DIRECTION – Copy every line of the records below where the word "updates" occurs.

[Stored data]
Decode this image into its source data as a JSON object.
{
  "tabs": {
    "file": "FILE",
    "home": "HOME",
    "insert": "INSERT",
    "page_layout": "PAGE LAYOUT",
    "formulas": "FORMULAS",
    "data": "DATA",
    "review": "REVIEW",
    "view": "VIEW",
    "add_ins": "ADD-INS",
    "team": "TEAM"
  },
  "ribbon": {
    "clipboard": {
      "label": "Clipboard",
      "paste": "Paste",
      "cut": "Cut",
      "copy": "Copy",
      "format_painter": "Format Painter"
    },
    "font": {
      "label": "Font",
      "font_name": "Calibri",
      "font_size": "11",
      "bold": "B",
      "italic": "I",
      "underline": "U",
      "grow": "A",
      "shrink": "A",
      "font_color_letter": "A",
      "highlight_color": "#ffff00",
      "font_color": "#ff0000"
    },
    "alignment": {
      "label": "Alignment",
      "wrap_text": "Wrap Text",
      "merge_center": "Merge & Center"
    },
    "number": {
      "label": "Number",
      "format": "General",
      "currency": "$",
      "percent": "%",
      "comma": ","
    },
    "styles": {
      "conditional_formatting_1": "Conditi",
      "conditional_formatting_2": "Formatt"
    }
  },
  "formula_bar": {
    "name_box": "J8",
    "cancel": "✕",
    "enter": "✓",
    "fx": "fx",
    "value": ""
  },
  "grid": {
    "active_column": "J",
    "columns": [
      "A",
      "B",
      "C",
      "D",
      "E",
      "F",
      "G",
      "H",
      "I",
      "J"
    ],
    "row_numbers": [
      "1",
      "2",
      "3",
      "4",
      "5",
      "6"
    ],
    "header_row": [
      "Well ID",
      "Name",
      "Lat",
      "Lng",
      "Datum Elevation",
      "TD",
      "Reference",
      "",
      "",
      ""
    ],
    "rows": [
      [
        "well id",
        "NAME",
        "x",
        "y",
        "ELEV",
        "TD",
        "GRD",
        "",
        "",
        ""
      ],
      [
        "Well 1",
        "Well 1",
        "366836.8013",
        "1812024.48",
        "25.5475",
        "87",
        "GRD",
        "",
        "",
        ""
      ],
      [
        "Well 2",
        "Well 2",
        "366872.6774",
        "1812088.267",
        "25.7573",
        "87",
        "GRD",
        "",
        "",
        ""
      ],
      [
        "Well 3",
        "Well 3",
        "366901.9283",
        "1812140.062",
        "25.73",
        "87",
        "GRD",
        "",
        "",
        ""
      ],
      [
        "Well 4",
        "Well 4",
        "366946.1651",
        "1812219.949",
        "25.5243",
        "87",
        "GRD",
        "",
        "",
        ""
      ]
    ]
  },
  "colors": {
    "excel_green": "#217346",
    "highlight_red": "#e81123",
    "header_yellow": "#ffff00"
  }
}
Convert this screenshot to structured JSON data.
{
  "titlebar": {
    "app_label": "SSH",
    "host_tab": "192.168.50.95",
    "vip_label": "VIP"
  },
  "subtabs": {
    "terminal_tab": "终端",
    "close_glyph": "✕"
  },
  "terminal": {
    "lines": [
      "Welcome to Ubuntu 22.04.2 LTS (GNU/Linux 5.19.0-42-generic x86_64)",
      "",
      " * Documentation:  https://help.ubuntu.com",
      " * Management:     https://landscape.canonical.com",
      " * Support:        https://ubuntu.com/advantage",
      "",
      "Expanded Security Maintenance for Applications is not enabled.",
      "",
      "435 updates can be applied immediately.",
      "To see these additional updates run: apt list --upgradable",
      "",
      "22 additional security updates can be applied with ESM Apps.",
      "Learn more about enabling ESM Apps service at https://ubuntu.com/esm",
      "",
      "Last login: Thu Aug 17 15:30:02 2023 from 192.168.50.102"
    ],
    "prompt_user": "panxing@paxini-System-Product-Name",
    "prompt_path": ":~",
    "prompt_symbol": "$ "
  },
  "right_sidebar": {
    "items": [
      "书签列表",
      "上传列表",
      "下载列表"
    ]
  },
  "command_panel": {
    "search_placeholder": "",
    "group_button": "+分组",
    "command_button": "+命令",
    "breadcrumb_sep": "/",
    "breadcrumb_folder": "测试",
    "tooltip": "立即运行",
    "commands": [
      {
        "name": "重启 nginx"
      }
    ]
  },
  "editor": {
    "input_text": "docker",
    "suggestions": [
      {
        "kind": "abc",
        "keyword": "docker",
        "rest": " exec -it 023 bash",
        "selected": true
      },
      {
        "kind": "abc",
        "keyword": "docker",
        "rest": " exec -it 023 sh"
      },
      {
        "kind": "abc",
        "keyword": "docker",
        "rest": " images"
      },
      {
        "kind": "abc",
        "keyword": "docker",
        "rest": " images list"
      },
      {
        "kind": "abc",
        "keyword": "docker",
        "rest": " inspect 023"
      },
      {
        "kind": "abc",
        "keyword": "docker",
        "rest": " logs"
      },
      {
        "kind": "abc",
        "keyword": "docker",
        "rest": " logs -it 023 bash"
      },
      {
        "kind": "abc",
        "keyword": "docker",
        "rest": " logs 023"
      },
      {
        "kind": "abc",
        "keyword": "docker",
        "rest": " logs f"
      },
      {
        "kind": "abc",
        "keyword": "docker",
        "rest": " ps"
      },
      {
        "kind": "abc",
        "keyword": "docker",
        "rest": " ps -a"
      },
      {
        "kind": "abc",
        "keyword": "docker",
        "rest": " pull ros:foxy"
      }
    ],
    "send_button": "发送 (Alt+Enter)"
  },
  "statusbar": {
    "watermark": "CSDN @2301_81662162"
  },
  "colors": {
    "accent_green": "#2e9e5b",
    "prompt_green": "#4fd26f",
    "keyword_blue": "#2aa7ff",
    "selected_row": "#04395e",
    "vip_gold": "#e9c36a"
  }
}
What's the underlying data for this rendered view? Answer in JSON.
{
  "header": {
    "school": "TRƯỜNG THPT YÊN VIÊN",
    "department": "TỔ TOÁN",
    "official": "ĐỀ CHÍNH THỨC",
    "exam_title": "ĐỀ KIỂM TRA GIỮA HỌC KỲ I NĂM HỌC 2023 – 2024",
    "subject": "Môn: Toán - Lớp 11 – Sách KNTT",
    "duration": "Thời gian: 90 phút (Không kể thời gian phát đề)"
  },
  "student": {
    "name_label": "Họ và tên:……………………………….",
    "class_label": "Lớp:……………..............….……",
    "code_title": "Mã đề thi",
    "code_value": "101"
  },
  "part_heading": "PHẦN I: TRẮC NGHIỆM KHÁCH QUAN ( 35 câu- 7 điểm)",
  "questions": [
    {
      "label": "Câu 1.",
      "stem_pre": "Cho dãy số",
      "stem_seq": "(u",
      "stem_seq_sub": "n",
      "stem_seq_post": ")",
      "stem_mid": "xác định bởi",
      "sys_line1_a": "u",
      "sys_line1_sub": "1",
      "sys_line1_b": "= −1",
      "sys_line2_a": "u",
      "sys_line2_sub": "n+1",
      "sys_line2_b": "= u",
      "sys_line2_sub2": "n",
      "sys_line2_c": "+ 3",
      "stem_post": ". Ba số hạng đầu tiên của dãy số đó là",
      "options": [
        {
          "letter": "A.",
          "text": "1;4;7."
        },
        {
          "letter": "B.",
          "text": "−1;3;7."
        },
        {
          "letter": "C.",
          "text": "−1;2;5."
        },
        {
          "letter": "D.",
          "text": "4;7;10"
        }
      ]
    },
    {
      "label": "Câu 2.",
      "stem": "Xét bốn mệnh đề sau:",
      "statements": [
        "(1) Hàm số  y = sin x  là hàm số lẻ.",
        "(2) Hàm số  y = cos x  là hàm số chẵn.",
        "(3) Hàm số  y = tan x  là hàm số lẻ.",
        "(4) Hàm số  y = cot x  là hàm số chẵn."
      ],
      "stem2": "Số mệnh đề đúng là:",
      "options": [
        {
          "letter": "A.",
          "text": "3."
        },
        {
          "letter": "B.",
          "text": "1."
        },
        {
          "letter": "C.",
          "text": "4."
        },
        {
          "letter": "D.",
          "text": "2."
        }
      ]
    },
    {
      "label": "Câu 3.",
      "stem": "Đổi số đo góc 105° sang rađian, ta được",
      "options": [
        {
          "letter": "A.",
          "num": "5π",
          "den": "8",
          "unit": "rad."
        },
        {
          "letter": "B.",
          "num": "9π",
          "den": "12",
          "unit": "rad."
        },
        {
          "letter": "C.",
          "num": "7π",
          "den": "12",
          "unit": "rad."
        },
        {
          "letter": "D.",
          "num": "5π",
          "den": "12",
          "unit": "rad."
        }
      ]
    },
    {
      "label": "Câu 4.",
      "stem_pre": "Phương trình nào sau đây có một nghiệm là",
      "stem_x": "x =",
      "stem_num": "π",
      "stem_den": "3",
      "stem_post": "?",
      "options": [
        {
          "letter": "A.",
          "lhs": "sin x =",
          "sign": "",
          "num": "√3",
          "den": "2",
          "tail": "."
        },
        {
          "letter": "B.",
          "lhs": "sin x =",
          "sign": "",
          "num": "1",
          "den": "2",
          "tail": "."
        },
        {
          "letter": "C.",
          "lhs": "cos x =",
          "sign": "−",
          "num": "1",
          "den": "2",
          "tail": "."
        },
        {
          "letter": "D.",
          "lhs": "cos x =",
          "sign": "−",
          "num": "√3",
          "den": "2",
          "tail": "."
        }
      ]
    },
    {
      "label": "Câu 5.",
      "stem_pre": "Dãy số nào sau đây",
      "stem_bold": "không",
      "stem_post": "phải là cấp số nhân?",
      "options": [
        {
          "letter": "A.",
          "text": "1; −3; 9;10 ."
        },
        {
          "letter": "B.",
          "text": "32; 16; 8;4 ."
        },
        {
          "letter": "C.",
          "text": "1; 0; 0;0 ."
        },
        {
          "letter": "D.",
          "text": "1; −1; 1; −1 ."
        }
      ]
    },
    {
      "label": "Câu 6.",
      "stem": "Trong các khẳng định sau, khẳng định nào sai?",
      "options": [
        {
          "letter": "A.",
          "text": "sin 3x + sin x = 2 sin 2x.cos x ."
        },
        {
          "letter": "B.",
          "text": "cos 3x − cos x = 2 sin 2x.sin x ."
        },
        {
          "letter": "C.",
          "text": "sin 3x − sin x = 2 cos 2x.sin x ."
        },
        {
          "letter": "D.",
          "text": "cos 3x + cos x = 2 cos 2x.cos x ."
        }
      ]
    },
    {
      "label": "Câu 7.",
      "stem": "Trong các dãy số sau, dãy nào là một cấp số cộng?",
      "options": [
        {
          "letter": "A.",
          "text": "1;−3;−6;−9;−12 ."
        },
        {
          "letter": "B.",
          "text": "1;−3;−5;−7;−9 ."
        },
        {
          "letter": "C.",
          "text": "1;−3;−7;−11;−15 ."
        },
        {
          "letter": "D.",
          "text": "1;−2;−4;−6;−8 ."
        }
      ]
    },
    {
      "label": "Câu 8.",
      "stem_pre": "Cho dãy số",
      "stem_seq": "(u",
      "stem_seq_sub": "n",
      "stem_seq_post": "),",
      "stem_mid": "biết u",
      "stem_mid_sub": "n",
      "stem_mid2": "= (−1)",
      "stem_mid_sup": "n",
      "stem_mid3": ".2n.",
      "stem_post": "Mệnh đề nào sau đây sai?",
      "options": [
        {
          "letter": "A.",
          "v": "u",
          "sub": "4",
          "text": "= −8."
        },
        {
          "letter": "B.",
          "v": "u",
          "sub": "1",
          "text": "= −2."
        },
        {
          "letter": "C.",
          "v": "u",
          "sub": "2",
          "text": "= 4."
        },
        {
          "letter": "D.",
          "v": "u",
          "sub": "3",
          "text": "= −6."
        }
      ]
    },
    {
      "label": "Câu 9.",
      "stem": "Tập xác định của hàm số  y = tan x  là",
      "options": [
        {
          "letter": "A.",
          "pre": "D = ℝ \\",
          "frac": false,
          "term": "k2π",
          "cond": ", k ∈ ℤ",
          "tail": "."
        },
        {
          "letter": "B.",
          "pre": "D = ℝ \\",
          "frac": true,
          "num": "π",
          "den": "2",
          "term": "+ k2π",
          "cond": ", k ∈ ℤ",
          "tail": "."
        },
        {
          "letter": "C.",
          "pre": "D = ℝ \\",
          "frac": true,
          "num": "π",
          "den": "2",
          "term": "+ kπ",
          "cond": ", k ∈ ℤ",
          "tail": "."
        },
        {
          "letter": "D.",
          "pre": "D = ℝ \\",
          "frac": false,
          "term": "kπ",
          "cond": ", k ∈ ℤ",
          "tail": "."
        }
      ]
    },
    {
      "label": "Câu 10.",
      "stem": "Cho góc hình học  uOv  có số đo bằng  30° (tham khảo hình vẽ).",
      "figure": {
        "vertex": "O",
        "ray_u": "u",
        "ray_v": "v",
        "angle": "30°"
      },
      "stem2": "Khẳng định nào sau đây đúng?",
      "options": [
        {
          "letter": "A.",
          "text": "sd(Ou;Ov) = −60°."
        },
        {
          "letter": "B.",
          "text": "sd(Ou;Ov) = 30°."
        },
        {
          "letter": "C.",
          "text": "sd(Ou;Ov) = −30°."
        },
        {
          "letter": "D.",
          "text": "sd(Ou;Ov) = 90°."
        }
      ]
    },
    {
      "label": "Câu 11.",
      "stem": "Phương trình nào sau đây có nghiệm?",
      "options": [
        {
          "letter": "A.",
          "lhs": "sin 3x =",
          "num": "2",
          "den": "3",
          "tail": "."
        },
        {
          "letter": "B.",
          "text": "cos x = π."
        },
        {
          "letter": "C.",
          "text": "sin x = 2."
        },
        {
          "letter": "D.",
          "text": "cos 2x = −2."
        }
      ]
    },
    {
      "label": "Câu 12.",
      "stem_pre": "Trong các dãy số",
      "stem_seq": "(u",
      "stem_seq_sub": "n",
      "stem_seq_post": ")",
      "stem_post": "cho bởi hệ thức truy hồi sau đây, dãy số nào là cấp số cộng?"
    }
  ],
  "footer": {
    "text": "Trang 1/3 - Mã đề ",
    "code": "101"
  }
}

ANSWER TO THE EXERCISE –
      "435 updates can be applied immediately.",
      "To see these additional updates run: apt list --upgradable",
      "22 additional security updates can be applied with ESM Apps.",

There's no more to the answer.